• **Exercise instructions**:
Exclude the pictures; give every entry again exactly as written.

• **Source records**:
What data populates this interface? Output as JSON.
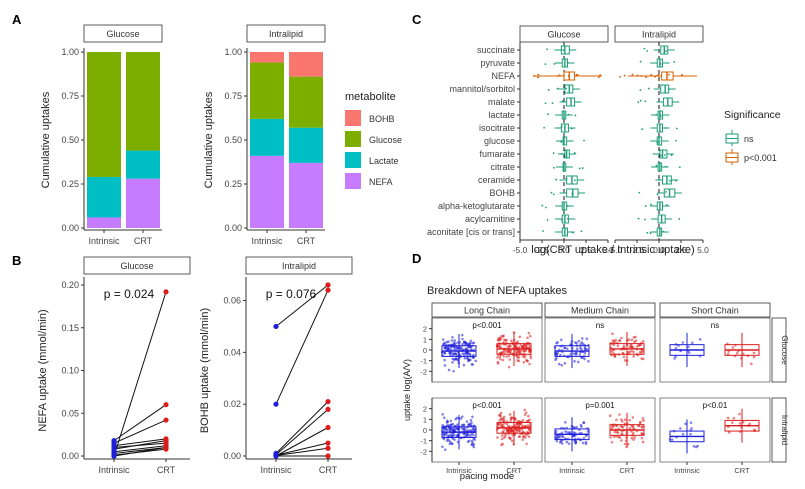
{
  "panels": {
    "A": {
      "label": "A",
      "ylabel": "Cumulative uptakes",
      "legend_title": "metabolite",
      "legend": [
        {
          "name": "BOHB",
          "color": "#f8766d"
        },
        {
          "name": "Glucose",
          "color": "#7cae00"
        },
        {
          "name": "Lactate",
          "color": "#00bfc4"
        },
        {
          "name": "NEFA",
          "color": "#c77cff"
        }
      ]
    },
    "B": {
      "label": "B"
    },
    "C": {
      "label": "C",
      "xlabel": "log(CRT uptake / Intrinsic uptake)",
      "legend_title": "Significance",
      "legend": [
        {
          "name": "ns",
          "color": "#1b9e77"
        },
        {
          "name": "p<0.001",
          "color": "#d95f02"
        }
      ]
    },
    "D": {
      "label": "D",
      "title": "Breakdown of NEFA uptakes",
      "ylabel": "uptake log(A/V)",
      "xlabel": "pacing mode"
    }
  },
  "chart_data": [
    {
      "type": "bar",
      "panel": "A",
      "facet": "Glucose",
      "stacked": true,
      "categories": [
        "Intrinsic",
        "CRT"
      ],
      "series": [
        {
          "name": "NEFA",
          "values": [
            0.06,
            0.28
          ]
        },
        {
          "name": "Lactate",
          "values": [
            0.23,
            0.16
          ]
        },
        {
          "name": "Glucose",
          "values": [
            0.71,
            0.56
          ]
        },
        {
          "name": "BOHB",
          "values": [
            0.0,
            0.0
          ]
        }
      ],
      "ylabel": "Cumulative uptakes",
      "ylim": [
        0,
        1
      ],
      "yticks": [
        "0.00",
        "0.25",
        "0.50",
        "0.75",
        "1.00"
      ]
    },
    {
      "type": "bar",
      "panel": "A",
      "facet": "Intralipid",
      "stacked": true,
      "categories": [
        "Intrinsic",
        "CRT"
      ],
      "series": [
        {
          "name": "NEFA",
          "values": [
            0.41,
            0.37
          ]
        },
        {
          "name": "Lactate",
          "values": [
            0.21,
            0.2
          ]
        },
        {
          "name": "Glucose",
          "values": [
            0.32,
            0.29
          ]
        },
        {
          "name": "BOHB",
          "values": [
            0.06,
            0.14
          ]
        }
      ],
      "ylabel": "Cumulative uptakes",
      "ylim": [
        0,
        1
      ],
      "yticks": [
        "0.00",
        "0.25",
        "0.50",
        "0.75",
        "1.00"
      ]
    },
    {
      "type": "line",
      "panel": "B",
      "facet": "Glucose",
      "categories": [
        "Intrinsic",
        "CRT"
      ],
      "pairs": [
        [
          0.0,
          0.192
        ],
        [
          0.018,
          0.06
        ],
        [
          0.015,
          0.042
        ],
        [
          0.012,
          0.02
        ],
        [
          0.01,
          0.015
        ],
        [
          0.008,
          0.018
        ],
        [
          0.005,
          0.012
        ],
        [
          0.003,
          0.01
        ],
        [
          0.001,
          0.008
        ],
        [
          0.0,
          0.01
        ]
      ],
      "annotation": "p = 0.024",
      "ylabel": "NEFA uptake (mmol/min)",
      "ylim": [
        0,
        0.2
      ],
      "yticks": [
        "0.00",
        "0.05",
        "0.10",
        "0.15",
        "0.20"
      ]
    },
    {
      "type": "line",
      "panel": "B",
      "facet": "Intralipid",
      "categories": [
        "Intrinsic",
        "CRT"
      ],
      "pairs": [
        [
          0.05,
          0.066
        ],
        [
          0.02,
          0.064
        ],
        [
          0.001,
          0.021
        ],
        [
          0.0005,
          0.018
        ],
        [
          0.0,
          0.011
        ],
        [
          0.0003,
          0.005
        ],
        [
          0.0002,
          0.003
        ],
        [
          0.0,
          0.0
        ]
      ],
      "annotation": "p = 0.076",
      "ylabel": "BOHB uptake (mmol/min)",
      "ylim": [
        0,
        0.066
      ],
      "yticks": [
        "0.00",
        "0.02",
        "0.04",
        "0.06"
      ]
    },
    {
      "type": "box",
      "panel": "C",
      "facets": [
        "Glucose",
        "Intralipid"
      ],
      "categories": [
        "succinate",
        "pyruvate",
        "NEFA",
        "mannitol/sorbitol",
        "malate",
        "lactate",
        "isocitrate",
        "glucose",
        "fumarate",
        "citrate",
        "ceramide",
        "BOHB",
        "alpha-ketoglutarate",
        "acylcarnitine",
        "aconitate [cis or trans]"
      ],
      "significance": [
        "ns",
        "ns",
        "p<0.001",
        "ns",
        "ns",
        "ns",
        "ns",
        "ns",
        "ns",
        "ns",
        "ns",
        "ns",
        "ns",
        "ns",
        "ns"
      ],
      "boxes": {
        "Glucose": [
          [
            -0.3,
            0.1,
            0.6
          ],
          [
            -0.2,
            0.1,
            0.4
          ],
          [
            0.0,
            0.6,
            1.2
          ],
          [
            0.1,
            0.6,
            1.0
          ],
          [
            0.3,
            0.8,
            1.2
          ],
          [
            -0.2,
            0.0,
            0.2
          ],
          [
            -0.3,
            0.1,
            0.5
          ],
          [
            -0.1,
            0.0,
            0.3
          ],
          [
            0.1,
            0.3,
            0.6
          ],
          [
            -0.1,
            0.0,
            0.2
          ],
          [
            0.3,
            0.9,
            1.5
          ],
          [
            0.3,
            1.0,
            1.6
          ],
          [
            -0.2,
            0.0,
            0.3
          ],
          [
            -0.2,
            0.1,
            0.5
          ],
          [
            -0.2,
            0.1,
            0.4
          ]
        ],
        "Intralipid": [
          [
            0.2,
            0.6,
            1.0
          ],
          [
            -0.2,
            0.1,
            0.4
          ],
          [
            0.3,
            0.9,
            1.6
          ],
          [
            0.2,
            0.7,
            1.1
          ],
          [
            0.5,
            1.0,
            1.5
          ],
          [
            -0.1,
            0.1,
            0.4
          ],
          [
            -0.2,
            0.1,
            0.4
          ],
          [
            -0.2,
            0.0,
            0.3
          ],
          [
            0.1,
            0.4,
            0.9
          ],
          [
            -0.1,
            0.1,
            0.3
          ],
          [
            0.4,
            0.9,
            1.4
          ],
          [
            0.6,
            1.2,
            1.8
          ],
          [
            -0.2,
            0.1,
            0.4
          ],
          [
            -0.1,
            0.3,
            0.7
          ],
          [
            -0.2,
            0.1,
            0.3
          ]
        ]
      },
      "xlabel": "log(CRT uptake / Intrinsic uptake)",
      "xlim": [
        -5,
        5
      ],
      "xticks": [
        "-5.0",
        "-2.5",
        "0.0",
        "2.5",
        "5.0"
      ]
    },
    {
      "type": "box",
      "panel": "D",
      "title": "Breakdown of NEFA uptakes",
      "col_facets": [
        "Long Chain",
        "Medium Chain",
        "Short Chain"
      ],
      "row_facets": [
        "Glucose",
        "Intralipid"
      ],
      "categories": [
        "Intrinsic",
        "CRT"
      ],
      "annotations": [
        [
          "p<0.001",
          "ns",
          "ns"
        ],
        [
          "p<0.001",
          "p=0.001",
          "p<0.01"
        ]
      ],
      "medians": [
        [
          [
            -0.1,
            0.1
          ],
          [
            -0.1,
            0.1
          ],
          [
            0.0,
            0.0
          ]
        ],
        [
          [
            -0.2,
            0.2
          ],
          [
            -0.4,
            0.0
          ],
          [
            -0.6,
            0.4
          ]
        ]
      ],
      "ylabel": "uptake log(A/V)",
      "xlabel": "pacing mode",
      "ylim": [
        -3,
        3
      ],
      "yticks": [
        "-2",
        "-1",
        "0",
        "1",
        "2"
      ]
    }
  ]
}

• **Result of this task**:
What data populates this interface? Output as JSON.
{
  "panels": {
    "A": {
      "label": "A",
      "ylabel": "Cumulative uptakes",
      "legend_title": "metabolite",
      "legend": [
        {
          "name": "BOHB",
          "color": "#f8766d"
        },
        {
          "name": "Glucose",
          "color": "#7cae00"
        },
        {
          "name": "Lactate",
          "color": "#00bfc4"
        },
        {
          "name": "NEFA",
          "color": "#c77cff"
        }
      ]
    },
    "B": {
      "label": "B"
    },
    "C": {
      "label": "C",
      "xlabel": "log(CRT uptake / Intrinsic uptake)",
      "legend_title": "Significance",
      "legend": [
        {
          "name": "ns",
          "color": "#1b9e77"
        },
        {
          "name": "p<0.001",
          "color": "#d95f02"
        }
      ]
    },
    "D": {
      "label": "D",
      "title": "Breakdown of NEFA uptakes",
      "ylabel": "uptake log(A/V)",
      "xlabel": "pacing mode"
    }
  },
  "chart_data": [
    {
      "type": "bar",
      "panel": "A",
      "facet": "Glucose",
      "stacked": true,
      "categories": [
        "Intrinsic",
        "CRT"
      ],
      "series": [
        {
          "name": "NEFA",
          "values": [
            0.06,
            0.28
          ]
        },
        {
          "name": "Lactate",
          "values": [
            0.23,
            0.16
          ]
        },
        {
          "name": "Glucose",
          "values": [
            0.71,
            0.56
          ]
        },
        {
          "name": "BOHB",
          "values": [
            0.0,
            0.0
          ]
        }
      ],
      "ylabel": "Cumulative uptakes",
      "ylim": [
        0,
        1
      ],
      "yticks": [
        "0.00",
        "0.25",
        "0.50",
        "0.75",
        "1.00"
      ]
    },
    {
      "type": "bar",
      "panel": "A",
      "facet": "Intralipid",
      "stacked": true,
      "categories": [
        "Intrinsic",
        "CRT"
      ],
      "series": [
        {
          "name": "NEFA",
          "values": [
            0.41,
            0.37
          ]
        },
        {
          "name": "Lactate",
          "values": [
            0.21,
            0.2
          ]
        },
        {
          "name": "Glucose",
          "values": [
            0.32,
            0.29
          ]
        },
        {
          "name": "BOHB",
          "values": [
            0.06,
            0.14
          ]
        }
      ],
      "ylabel": "Cumulative uptakes",
      "ylim": [
        0,
        1
      ],
      "yticks": [
        "0.00",
        "0.25",
        "0.50",
        "0.75",
        "1.00"
      ]
    },
    {
      "type": "line",
      "panel": "B",
      "facet": "Glucose",
      "categories": [
        "Intrinsic",
        "CRT"
      ],
      "pairs": [
        [
          0.0,
          0.192
        ],
        [
          0.018,
          0.06
        ],
        [
          0.015,
          0.042
        ],
        [
          0.012,
          0.02
        ],
        [
          0.01,
          0.015
        ],
        [
          0.008,
          0.018
        ],
        [
          0.005,
          0.012
        ],
        [
          0.003,
          0.01
        ],
        [
          0.001,
          0.008
        ],
        [
          0.0,
          0.01
        ]
      ],
      "annotation": "p = 0.024",
      "ylabel": "NEFA uptake (mmol/min)",
      "ylim": [
        0,
        0.2
      ],
      "yticks": [
        "0.00",
        "0.05",
        "0.10",
        "0.15",
        "0.20"
      ]
    },
    {
      "type": "line",
      "panel": "B",
      "facet": "Intralipid",
      "categories": [
        "Intrinsic",
        "CRT"
      ],
      "pairs": [
        [
          0.05,
          0.066
        ],
        [
          0.02,
          0.064
        ],
        [
          0.001,
          0.021
        ],
        [
          0.0005,
          0.018
        ],
        [
          0.0,
          0.011
        ],
        [
          0.0003,
          0.005
        ],
        [
          0.0002,
          0.003
        ],
        [
          0.0,
          0.0
        ]
      ],
      "annotation": "p = 0.076",
      "ylabel": "BOHB uptake (mmol/min)",
      "ylim": [
        0,
        0.066
      ],
      "yticks": [
        "0.00",
        "0.02",
        "0.04",
        "0.06"
      ]
    },
    {
      "type": "box",
      "panel": "C",
      "facets": [
        "Glucose",
        "Intralipid"
      ],
      "categories": [
        "succinate",
        "pyruvate",
        "NEFA",
        "mannitol/sorbitol",
        "malate",
        "lactate",
        "isocitrate",
        "glucose",
        "fumarate",
        "citrate",
        "ceramide",
        "BOHB",
        "alpha-ketoglutarate",
        "acylcarnitine",
        "aconitate [cis or trans]"
      ],
      "significance": [
        "ns",
        "ns",
        "p<0.001",
        "ns",
        "ns",
        "ns",
        "ns",
        "ns",
        "ns",
        "ns",
        "ns",
        "ns",
        "ns",
        "ns",
        "ns"
      ],
      "boxes": {
        "Glucose": [
          [
            -0.3,
            0.1,
            0.6
          ],
          [
            -0.2,
            0.1,
            0.4
          ],
          [
            0.0,
            0.6,
            1.2
          ],
          [
            0.1,
            0.6,
            1.0
          ],
          [
            0.3,
            0.8,
            1.2
          ],
          [
            -0.2,
            0.0,
            0.2
          ],
          [
            -0.3,
            0.1,
            0.5
          ],
          [
            -0.1,
            0.0,
            0.3
          ],
          [
            0.1,
            0.3,
            0.6
          ],
          [
            -0.1,
            0.0,
            0.2
          ],
          [
            0.3,
            0.9,
            1.5
          ],
          [
            0.3,
            1.0,
            1.6
          ],
          [
            -0.2,
            0.0,
            0.3
          ],
          [
            -0.2,
            0.1,
            0.5
          ],
          [
            -0.2,
            0.1,
            0.4
          ]
        ],
        "Intralipid": [
          [
            0.2,
            0.6,
            1.0
          ],
          [
            -0.2,
            0.1,
            0.4
          ],
          [
            0.3,
            0.9,
            1.6
          ],
          [
            0.2,
            0.7,
            1.1
          ],
          [
            0.5,
            1.0,
            1.5
          ],
          [
            -0.1,
            0.1,
            0.4
          ],
          [
            -0.2,
            0.1,
            0.4
          ],
          [
            -0.2,
            0.0,
            0.3
          ],
          [
            0.1,
            0.4,
            0.9
          ],
          [
            -0.1,
            0.1,
            0.3
          ],
          [
            0.4,
            0.9,
            1.4
          ],
          [
            0.6,
            1.2,
            1.8
          ],
          [
            -0.2,
            0.1,
            0.4
          ],
          [
            -0.1,
            0.3,
            0.7
          ],
          [
            -0.2,
            0.1,
            0.3
          ]
        ]
      },
      "xlabel": "log(CRT uptake / Intrinsic uptake)",
      "xlim": [
        -5,
        5
      ],
      "xticks": [
        "-5.0",
        "-2.5",
        "0.0",
        "2.5",
        "5.0"
      ]
    },
    {
      "type": "box",
      "panel": "D",
      "title": "Breakdown of NEFA uptakes",
      "col_facets": [
        "Long Chain",
        "Medium Chain",
        "Short Chain"
      ],
      "row_facets": [
        "Glucose",
        "Intralipid"
      ],
      "categories": [
        "Intrinsic",
        "CRT"
      ],
      "annotations": [
        [
          "p<0.001",
          "ns",
          "ns"
        ],
        [
          "p<0.001",
          "p=0.001",
          "p<0.01"
        ]
      ],
      "medians": [
        [
          [
            -0.1,
            0.1
          ],
          [
            -0.1,
            0.1
          ],
          [
            0.0,
            0.0
          ]
        ],
        [
          [
            -0.2,
            0.2
          ],
          [
            -0.4,
            0.0
          ],
          [
            -0.6,
            0.4
          ]
        ]
      ],
      "ylabel": "uptake log(A/V)",
      "xlabel": "pacing mode",
      "ylim": [
        -3,
        3
      ],
      "yticks": [
        "-2",
        "-1",
        "0",
        "1",
        "2"
      ]
    }
  ]
}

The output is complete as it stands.